== Data for processing ==

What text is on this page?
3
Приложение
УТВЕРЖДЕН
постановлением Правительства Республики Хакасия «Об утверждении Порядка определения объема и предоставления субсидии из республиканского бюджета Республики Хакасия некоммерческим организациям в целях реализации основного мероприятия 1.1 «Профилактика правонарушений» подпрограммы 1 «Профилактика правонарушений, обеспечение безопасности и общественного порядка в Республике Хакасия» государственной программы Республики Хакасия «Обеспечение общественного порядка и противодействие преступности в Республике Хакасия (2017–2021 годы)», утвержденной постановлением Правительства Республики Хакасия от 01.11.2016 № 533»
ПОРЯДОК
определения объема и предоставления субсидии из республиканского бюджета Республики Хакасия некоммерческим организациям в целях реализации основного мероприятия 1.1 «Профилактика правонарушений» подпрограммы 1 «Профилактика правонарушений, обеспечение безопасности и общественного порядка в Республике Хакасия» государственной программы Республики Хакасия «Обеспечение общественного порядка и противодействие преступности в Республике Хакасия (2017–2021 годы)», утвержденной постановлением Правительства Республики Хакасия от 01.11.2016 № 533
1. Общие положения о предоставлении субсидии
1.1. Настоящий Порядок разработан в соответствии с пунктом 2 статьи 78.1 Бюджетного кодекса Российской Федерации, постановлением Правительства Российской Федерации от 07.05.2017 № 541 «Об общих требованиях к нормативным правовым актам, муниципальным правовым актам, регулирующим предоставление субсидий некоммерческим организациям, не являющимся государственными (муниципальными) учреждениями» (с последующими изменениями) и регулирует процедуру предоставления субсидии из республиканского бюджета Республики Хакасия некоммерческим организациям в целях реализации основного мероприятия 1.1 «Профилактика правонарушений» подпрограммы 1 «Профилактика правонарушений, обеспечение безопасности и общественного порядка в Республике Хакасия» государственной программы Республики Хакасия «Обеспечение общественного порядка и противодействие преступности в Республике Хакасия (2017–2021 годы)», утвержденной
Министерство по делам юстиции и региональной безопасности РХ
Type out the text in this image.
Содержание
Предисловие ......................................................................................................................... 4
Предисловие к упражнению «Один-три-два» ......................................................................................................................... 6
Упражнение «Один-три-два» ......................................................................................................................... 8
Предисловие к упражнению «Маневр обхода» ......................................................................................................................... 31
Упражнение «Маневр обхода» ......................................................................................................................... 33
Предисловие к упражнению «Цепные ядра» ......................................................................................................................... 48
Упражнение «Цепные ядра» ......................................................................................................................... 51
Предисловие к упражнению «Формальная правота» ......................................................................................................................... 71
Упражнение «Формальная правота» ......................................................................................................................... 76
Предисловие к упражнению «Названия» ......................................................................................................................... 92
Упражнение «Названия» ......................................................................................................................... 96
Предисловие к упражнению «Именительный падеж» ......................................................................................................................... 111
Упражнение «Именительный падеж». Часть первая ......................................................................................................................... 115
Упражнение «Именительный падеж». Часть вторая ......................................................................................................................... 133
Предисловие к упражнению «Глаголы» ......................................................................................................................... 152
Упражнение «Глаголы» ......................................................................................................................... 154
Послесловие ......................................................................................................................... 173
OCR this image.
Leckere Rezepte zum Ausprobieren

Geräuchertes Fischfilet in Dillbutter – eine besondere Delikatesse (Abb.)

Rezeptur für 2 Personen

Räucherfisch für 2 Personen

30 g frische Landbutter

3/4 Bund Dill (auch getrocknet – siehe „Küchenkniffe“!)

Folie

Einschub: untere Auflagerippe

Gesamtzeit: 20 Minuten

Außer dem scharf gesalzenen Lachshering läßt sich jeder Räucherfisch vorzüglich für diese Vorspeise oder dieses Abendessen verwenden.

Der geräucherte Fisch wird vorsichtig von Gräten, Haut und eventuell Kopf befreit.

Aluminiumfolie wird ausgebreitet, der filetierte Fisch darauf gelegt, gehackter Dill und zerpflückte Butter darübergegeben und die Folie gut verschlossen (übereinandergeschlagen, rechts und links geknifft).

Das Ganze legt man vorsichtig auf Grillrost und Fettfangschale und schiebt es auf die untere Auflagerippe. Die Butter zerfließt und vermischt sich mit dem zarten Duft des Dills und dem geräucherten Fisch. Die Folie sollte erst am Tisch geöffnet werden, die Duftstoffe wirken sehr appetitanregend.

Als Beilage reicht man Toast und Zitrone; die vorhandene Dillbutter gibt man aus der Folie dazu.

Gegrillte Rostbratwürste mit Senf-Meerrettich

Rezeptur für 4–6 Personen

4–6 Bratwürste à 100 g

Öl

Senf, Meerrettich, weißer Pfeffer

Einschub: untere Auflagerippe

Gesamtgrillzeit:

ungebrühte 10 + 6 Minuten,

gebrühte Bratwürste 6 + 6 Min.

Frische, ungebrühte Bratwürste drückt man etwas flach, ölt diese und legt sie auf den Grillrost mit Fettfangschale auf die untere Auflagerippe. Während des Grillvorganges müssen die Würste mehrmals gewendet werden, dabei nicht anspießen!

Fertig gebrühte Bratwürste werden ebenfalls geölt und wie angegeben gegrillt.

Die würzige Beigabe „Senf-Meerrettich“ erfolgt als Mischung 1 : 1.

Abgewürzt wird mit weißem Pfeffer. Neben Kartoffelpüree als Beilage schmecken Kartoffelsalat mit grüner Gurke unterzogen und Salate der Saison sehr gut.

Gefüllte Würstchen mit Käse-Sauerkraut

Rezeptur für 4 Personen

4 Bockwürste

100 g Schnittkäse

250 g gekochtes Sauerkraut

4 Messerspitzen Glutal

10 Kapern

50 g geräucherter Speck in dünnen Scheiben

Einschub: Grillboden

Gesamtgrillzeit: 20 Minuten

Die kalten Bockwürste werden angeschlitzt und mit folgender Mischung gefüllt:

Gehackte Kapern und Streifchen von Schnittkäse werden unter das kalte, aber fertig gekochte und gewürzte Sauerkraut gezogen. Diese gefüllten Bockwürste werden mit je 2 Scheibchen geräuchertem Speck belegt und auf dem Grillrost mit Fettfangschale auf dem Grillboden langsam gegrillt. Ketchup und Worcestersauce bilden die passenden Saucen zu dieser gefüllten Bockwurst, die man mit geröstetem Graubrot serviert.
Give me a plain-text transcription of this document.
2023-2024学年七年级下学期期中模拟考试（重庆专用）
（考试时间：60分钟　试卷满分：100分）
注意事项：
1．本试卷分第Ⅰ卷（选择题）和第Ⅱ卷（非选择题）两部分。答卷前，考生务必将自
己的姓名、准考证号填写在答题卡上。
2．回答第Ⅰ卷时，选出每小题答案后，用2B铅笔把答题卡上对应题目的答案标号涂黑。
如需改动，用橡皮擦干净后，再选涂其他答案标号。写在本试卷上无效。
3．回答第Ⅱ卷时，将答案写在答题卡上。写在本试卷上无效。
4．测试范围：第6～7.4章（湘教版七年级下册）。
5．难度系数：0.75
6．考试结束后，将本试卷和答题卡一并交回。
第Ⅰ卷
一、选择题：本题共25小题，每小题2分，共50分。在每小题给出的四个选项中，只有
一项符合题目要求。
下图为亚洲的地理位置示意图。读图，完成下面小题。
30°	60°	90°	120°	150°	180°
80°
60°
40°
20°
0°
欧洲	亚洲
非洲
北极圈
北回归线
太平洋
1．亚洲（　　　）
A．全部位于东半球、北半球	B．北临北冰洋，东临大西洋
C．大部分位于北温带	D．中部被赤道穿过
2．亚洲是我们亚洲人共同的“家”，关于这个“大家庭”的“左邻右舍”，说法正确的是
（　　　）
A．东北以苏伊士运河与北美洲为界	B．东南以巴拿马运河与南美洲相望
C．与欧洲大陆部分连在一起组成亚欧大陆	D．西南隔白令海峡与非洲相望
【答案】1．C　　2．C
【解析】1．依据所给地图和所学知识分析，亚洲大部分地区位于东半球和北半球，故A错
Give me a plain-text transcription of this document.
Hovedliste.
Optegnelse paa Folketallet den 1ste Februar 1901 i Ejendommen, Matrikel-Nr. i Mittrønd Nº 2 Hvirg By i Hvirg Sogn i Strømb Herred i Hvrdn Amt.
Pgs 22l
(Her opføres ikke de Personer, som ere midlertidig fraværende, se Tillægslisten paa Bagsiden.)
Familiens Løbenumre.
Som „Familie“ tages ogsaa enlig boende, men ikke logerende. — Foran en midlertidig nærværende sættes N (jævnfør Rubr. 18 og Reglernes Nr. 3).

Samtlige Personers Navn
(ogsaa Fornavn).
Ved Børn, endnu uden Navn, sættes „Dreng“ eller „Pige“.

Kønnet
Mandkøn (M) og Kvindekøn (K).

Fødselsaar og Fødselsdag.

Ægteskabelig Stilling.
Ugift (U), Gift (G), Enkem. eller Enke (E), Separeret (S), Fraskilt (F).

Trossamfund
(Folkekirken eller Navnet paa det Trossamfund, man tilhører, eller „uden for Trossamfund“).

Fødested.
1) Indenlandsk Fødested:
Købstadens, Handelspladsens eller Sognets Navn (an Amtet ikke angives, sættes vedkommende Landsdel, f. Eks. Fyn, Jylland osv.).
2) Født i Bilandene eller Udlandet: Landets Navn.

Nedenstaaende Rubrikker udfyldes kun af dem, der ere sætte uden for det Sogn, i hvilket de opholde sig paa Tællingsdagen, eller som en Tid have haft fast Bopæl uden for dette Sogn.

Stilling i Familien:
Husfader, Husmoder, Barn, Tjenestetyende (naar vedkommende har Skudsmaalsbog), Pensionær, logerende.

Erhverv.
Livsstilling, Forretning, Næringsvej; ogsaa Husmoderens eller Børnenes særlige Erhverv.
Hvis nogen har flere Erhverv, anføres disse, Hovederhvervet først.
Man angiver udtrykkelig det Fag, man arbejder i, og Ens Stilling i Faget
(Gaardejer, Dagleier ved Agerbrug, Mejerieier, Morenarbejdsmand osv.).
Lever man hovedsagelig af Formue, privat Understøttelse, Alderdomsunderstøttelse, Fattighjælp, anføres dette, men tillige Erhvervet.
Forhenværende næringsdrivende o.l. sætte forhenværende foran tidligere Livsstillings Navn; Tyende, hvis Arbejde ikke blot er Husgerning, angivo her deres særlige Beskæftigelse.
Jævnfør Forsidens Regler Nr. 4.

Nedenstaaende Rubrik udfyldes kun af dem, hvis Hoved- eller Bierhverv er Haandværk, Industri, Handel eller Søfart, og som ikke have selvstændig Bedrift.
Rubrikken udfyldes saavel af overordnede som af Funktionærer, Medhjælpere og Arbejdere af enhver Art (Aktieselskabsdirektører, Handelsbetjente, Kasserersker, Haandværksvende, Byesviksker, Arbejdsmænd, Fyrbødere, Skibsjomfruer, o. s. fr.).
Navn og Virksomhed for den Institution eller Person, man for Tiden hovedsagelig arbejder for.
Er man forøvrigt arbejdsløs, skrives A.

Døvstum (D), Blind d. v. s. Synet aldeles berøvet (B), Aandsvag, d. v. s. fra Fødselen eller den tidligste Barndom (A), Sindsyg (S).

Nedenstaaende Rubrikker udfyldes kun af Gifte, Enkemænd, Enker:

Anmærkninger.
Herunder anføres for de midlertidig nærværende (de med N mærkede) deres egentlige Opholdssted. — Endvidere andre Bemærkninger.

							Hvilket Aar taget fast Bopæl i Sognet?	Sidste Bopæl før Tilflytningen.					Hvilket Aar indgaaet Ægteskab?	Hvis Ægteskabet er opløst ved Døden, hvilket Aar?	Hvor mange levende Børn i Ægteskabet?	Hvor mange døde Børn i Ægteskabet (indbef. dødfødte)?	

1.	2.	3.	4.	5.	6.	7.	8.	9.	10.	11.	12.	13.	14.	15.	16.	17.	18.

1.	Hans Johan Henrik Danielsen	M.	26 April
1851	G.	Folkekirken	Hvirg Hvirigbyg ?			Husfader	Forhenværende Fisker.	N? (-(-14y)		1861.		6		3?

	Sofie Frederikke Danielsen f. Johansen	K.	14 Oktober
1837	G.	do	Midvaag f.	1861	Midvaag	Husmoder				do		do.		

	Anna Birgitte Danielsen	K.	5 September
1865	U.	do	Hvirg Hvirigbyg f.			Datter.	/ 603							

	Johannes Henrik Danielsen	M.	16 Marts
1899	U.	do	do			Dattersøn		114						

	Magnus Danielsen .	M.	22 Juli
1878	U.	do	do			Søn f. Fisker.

===

▶ **Your task**
Check all the records above and select each line where the string "Названия" is found.

▶ **Solution for this task**
Предисловие к упражнению «Названия» ......................................................................................................................... 92
Упражнение «Названия» ......................................................................................................................... 96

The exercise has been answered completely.